[Collected data entries]
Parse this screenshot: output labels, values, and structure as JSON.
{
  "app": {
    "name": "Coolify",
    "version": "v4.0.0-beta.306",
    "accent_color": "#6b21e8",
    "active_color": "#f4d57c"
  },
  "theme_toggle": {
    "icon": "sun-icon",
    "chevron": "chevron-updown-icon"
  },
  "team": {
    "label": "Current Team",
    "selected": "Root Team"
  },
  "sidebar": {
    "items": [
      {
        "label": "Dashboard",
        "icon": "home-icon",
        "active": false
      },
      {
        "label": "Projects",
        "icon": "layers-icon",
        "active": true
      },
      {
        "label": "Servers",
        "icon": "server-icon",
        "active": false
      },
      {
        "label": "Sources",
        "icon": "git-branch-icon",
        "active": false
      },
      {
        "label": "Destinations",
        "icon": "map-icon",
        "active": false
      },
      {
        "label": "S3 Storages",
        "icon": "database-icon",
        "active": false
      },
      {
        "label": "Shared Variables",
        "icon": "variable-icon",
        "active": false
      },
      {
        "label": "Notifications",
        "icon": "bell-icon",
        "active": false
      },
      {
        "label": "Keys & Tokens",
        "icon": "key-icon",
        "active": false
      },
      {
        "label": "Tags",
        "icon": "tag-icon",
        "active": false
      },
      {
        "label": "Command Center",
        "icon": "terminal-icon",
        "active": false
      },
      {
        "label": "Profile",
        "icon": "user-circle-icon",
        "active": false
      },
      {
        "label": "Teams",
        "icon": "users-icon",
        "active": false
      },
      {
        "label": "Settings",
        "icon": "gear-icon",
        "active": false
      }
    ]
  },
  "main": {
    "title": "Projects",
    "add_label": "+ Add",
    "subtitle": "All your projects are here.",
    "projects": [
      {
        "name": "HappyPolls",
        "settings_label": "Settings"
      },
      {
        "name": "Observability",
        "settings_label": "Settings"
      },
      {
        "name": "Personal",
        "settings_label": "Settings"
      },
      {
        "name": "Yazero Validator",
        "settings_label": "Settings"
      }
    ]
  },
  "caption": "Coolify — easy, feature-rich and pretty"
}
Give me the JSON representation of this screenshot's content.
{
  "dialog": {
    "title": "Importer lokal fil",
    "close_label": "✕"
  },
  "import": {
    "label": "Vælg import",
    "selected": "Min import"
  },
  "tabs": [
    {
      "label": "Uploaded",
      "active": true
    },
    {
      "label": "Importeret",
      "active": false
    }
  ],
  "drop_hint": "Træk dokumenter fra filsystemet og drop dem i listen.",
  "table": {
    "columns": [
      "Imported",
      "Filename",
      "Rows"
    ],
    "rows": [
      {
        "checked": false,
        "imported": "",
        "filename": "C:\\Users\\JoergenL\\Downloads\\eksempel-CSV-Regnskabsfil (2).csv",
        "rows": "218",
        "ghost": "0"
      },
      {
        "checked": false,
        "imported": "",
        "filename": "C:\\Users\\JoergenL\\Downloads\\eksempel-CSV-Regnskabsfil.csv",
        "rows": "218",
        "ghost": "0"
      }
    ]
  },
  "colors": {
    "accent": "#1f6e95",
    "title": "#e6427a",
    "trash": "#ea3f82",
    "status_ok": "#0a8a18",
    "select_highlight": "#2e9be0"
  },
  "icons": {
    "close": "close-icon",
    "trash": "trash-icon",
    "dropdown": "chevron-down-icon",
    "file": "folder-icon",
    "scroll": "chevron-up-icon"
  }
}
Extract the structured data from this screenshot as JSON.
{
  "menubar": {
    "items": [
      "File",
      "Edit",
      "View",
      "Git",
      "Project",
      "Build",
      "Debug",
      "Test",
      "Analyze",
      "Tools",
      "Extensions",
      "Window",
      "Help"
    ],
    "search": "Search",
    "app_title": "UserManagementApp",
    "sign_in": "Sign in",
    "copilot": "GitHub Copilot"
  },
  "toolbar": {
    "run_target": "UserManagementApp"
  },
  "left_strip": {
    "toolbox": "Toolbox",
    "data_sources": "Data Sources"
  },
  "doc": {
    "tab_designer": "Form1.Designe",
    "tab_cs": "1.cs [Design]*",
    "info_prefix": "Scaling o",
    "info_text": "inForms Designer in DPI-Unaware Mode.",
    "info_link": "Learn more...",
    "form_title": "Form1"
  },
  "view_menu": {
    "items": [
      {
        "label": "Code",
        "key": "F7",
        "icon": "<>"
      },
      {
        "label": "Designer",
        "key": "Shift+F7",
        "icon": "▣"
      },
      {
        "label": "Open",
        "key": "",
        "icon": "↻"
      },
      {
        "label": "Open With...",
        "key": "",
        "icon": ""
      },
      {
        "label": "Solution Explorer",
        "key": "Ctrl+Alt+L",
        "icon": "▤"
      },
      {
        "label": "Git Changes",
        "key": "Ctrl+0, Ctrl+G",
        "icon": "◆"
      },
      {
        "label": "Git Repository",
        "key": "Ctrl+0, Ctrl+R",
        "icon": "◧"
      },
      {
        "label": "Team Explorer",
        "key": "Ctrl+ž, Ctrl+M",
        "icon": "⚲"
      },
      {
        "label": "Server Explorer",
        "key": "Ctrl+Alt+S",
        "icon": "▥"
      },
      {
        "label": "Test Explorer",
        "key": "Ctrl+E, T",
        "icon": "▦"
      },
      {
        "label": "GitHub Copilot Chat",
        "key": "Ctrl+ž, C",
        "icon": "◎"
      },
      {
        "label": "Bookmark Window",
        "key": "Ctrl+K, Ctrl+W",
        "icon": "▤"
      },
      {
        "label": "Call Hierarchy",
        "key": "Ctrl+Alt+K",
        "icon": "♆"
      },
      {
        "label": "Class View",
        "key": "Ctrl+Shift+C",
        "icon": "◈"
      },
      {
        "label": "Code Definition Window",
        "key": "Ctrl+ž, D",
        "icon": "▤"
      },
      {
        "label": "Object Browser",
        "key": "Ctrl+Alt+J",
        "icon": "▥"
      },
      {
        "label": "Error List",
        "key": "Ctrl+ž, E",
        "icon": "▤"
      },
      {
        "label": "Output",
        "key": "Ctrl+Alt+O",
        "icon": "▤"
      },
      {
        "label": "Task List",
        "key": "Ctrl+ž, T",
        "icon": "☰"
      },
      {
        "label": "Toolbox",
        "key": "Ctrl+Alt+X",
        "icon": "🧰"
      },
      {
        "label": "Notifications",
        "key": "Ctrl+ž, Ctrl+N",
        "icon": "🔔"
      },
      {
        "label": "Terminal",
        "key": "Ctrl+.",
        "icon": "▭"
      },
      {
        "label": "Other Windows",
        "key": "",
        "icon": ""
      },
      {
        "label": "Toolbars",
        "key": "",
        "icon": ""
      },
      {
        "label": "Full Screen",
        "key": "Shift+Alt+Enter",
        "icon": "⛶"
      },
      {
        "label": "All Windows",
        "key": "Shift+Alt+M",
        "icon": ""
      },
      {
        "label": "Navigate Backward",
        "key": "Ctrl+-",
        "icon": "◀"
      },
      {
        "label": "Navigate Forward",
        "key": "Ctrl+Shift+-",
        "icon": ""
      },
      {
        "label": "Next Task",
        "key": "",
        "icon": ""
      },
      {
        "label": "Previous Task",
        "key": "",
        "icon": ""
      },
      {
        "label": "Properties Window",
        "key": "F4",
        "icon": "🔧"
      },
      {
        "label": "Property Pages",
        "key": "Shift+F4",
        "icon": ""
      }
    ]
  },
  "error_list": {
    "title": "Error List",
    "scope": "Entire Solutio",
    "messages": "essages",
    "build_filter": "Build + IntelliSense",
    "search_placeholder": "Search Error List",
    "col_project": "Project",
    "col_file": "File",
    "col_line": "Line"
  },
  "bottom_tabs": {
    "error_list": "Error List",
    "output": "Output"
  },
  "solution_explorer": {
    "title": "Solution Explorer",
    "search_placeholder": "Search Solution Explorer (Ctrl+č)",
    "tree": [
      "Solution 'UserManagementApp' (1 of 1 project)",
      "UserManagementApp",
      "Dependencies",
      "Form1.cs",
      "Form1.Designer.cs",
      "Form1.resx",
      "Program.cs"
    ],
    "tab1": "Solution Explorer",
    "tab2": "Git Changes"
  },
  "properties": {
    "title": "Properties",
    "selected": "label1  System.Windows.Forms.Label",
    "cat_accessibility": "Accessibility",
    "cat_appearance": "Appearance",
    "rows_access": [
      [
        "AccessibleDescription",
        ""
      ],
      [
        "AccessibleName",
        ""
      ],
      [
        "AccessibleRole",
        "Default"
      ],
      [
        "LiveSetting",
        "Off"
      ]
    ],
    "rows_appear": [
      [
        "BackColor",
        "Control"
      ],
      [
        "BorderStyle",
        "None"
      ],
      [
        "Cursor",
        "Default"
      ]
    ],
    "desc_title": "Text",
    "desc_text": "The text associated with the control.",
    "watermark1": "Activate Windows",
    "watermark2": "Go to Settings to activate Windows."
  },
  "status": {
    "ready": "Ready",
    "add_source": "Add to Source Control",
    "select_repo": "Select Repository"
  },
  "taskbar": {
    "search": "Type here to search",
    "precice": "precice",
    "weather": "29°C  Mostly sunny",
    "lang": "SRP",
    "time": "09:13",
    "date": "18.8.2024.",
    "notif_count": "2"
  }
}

• [GIVEN INSTRUCTION]
Extract every line of the records above that contains the word "Regnskabsfil".

• [FINAL ANSWER]
        "filename": "C:\\Users\\JoergenL\\Downloads\\eksempel-CSV-Regnskabsfil (2).csv",
        "filename": "C:\\Users\\JoergenL\\Downloads\\eksempel-CSV-Regnskabsfil.csv",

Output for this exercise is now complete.